# Start of Stored rows
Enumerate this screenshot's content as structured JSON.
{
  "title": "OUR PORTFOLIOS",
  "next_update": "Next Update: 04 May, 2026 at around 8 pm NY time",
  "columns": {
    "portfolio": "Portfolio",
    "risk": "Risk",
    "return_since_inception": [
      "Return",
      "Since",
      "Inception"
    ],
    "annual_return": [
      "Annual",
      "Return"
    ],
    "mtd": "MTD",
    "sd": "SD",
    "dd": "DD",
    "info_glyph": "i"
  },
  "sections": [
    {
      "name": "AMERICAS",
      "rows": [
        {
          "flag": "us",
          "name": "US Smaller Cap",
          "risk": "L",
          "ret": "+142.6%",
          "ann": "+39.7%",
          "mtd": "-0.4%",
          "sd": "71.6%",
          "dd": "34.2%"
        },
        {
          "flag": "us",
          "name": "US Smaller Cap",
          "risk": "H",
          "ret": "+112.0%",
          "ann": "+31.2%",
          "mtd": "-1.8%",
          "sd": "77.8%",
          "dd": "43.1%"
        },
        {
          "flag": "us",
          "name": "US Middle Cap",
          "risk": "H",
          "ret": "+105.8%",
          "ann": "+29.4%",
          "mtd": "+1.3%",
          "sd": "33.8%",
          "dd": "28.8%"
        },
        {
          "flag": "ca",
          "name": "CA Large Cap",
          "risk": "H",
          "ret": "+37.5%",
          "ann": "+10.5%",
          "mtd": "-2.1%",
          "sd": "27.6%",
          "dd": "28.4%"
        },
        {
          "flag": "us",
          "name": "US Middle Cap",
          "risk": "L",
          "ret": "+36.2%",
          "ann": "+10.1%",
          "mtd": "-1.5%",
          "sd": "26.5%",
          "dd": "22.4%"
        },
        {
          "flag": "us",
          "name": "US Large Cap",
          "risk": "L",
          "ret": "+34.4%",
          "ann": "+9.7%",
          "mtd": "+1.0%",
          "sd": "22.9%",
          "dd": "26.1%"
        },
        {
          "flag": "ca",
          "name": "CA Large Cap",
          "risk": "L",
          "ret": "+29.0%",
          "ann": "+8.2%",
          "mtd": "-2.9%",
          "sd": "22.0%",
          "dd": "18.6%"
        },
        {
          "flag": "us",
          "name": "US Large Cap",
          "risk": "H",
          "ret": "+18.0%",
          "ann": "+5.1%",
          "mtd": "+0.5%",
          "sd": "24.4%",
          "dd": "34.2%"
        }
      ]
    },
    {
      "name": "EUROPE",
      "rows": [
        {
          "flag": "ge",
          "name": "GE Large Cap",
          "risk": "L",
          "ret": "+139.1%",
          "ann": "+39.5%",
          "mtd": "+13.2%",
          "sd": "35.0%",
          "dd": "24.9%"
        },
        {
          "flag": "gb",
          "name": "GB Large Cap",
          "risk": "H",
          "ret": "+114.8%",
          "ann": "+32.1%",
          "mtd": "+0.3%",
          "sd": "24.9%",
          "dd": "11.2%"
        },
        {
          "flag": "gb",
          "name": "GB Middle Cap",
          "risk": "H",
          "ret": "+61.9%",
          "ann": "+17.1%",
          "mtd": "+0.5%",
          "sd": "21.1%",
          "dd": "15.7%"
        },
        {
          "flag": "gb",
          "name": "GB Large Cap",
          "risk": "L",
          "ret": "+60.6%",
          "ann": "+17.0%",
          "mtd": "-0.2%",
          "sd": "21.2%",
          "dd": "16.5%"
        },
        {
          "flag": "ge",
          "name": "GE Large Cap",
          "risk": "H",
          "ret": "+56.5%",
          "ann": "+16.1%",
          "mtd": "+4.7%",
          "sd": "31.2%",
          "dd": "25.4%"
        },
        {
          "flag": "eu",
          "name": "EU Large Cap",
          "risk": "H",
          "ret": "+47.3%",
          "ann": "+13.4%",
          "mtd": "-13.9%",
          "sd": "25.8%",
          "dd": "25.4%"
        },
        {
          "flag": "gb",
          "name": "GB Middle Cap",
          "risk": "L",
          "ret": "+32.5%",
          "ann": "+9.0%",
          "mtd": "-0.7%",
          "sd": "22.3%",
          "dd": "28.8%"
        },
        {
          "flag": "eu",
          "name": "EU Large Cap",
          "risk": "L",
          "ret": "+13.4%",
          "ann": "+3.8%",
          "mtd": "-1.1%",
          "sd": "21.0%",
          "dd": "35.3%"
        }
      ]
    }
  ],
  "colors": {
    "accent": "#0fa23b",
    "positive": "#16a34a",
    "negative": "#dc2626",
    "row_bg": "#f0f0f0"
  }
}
# End of Stored rows
Instructions to follow. Return all the data exactly as given.

Exercise result.
Enumerate this screenshot's content as structured JSON.
{
  "title": "OUR PORTFOLIOS",
  "next_update": "Next Update: 04 May, 2026 at around 8 pm NY time",
  "columns": {
    "portfolio": "Portfolio",
    "risk": "Risk",
    "return_since_inception": [
      "Return",
      "Since",
      "Inception"
    ],
    "annual_return": [
      "Annual",
      "Return"
    ],
    "mtd": "MTD",
    "sd": "SD",
    "dd": "DD",
    "info_glyph": "i"
  },
  "sections": [
    {
      "name": "AMERICAS",
      "rows": [
        {
          "flag": "us",
          "name": "US Smaller Cap",
          "risk": "L",
          "ret": "+142.6%",
          "ann": "+39.7%",
          "mtd": "-0.4%",
          "sd": "71.6%",
          "dd": "34.2%"
        },
        {
          "flag": "us",
          "name": "US Smaller Cap",
          "risk": "H",
          "ret": "+112.0%",
          "ann": "+31.2%",
          "mtd": "-1.8%",
          "sd": "77.8%",
          "dd": "43.1%"
        },
        {
          "flag": "us",
          "name": "US Middle Cap",
          "risk": "H",
          "ret": "+105.8%",
          "ann": "+29.4%",
          "mtd": "+1.3%",
          "sd": "33.8%",
          "dd": "28.8%"
        },
        {
          "flag": "ca",
          "name": "CA Large Cap",
          "risk": "H",
          "ret": "+37.5%",
          "ann": "+10.5%",
          "mtd": "-2.1%",
          "sd": "27.6%",
          "dd": "28.4%"
        },
        {
          "flag": "us",
          "name": "US Middle Cap",
          "risk": "L",
          "ret": "+36.2%",
          "ann": "+10.1%",
          "mtd": "-1.5%",
          "sd": "26.5%",
          "dd": "22.4%"
        },
        {
          "flag": "us",
          "name": "US Large Cap",
          "risk": "L",
          "ret": "+34.4%",
          "ann": "+9.7%",
          "mtd": "+1.0%",
          "sd": "22.9%",
          "dd": "26.1%"
        },
        {
          "flag": "ca",
          "name": "CA Large Cap",
          "risk": "L",
          "ret": "+29.0%",
          "ann": "+8.2%",
          "mtd": "-2.9%",
          "sd": "22.0%",
          "dd": "18.6%"
        },
        {
          "flag": "us",
          "name": "US Large Cap",
          "risk": "H",
          "ret": "+18.0%",
          "ann": "+5.1%",
          "mtd": "+0.5%",
          "sd": "24.4%",
          "dd": "34.2%"
        }
      ]
    },
    {
      "name": "EUROPE",
      "rows": [
        {
          "flag": "ge",
          "name": "GE Large Cap",
          "risk": "L",
          "ret": "+139.1%",
          "ann": "+39.5%",
          "mtd": "+13.2%",
          "sd": "35.0%",
          "dd": "24.9%"
        },
        {
          "flag": "gb",
          "name": "GB Large Cap",
          "risk": "H",
          "ret": "+114.8%",
          "ann": "+32.1%",
          "mtd": "+0.3%",
          "sd": "24.9%",
          "dd": "11.2%"
        },
        {
          "flag": "gb",
          "name": "GB Middle Cap",
          "risk": "H",
          "ret": "+61.9%",
          "ann": "+17.1%",
          "mtd": "+0.5%",
          "sd": "21.1%",
          "dd": "15.7%"
        },
        {
          "flag": "gb",
          "name": "GB Large Cap",
          "risk": "L",
          "ret": "+60.6%",
          "ann": "+17.0%",
          "mtd": "-0.2%",
          "sd": "21.2%",
          "dd": "16.5%"
        },
        {
          "flag": "ge",
          "name": "GE Large Cap",
          "risk": "H",
          "ret": "+56.5%",
          "ann": "+16.1%",
          "mtd": "+4.7%",
          "sd": "31.2%",
          "dd": "25.4%"
        },
        {
          "flag": "eu",
          "name": "EU Large Cap",
          "risk": "H",
          "ret": "+47.3%",
          "ann": "+13.4%",
          "mtd": "-13.9%",
          "sd": "25.8%",
          "dd": "25.4%"
        },
        {
          "flag": "gb",
          "name": "GB Middle Cap",
          "risk": "L",
          "ret": "+32.5%",
          "ann": "+9.0%",
          "mtd": "-0.7%",
          "sd": "22.3%",
          "dd": "28.8%"
        },
        {
          "flag": "eu",
          "name": "EU Large Cap",
          "risk": "L",
          "ret": "+13.4%",
          "ann": "+3.8%",
          "mtd": "-1.1%",
          "sd": "21.0%",
          "dd": "35.3%"
        }
      ]
    }
  ],
  "colors": {
    "accent": "#0fa23b",
    "positive": "#16a34a",
    "negative": "#dc2626",
    "row_bg": "#f0f0f0"
  }
}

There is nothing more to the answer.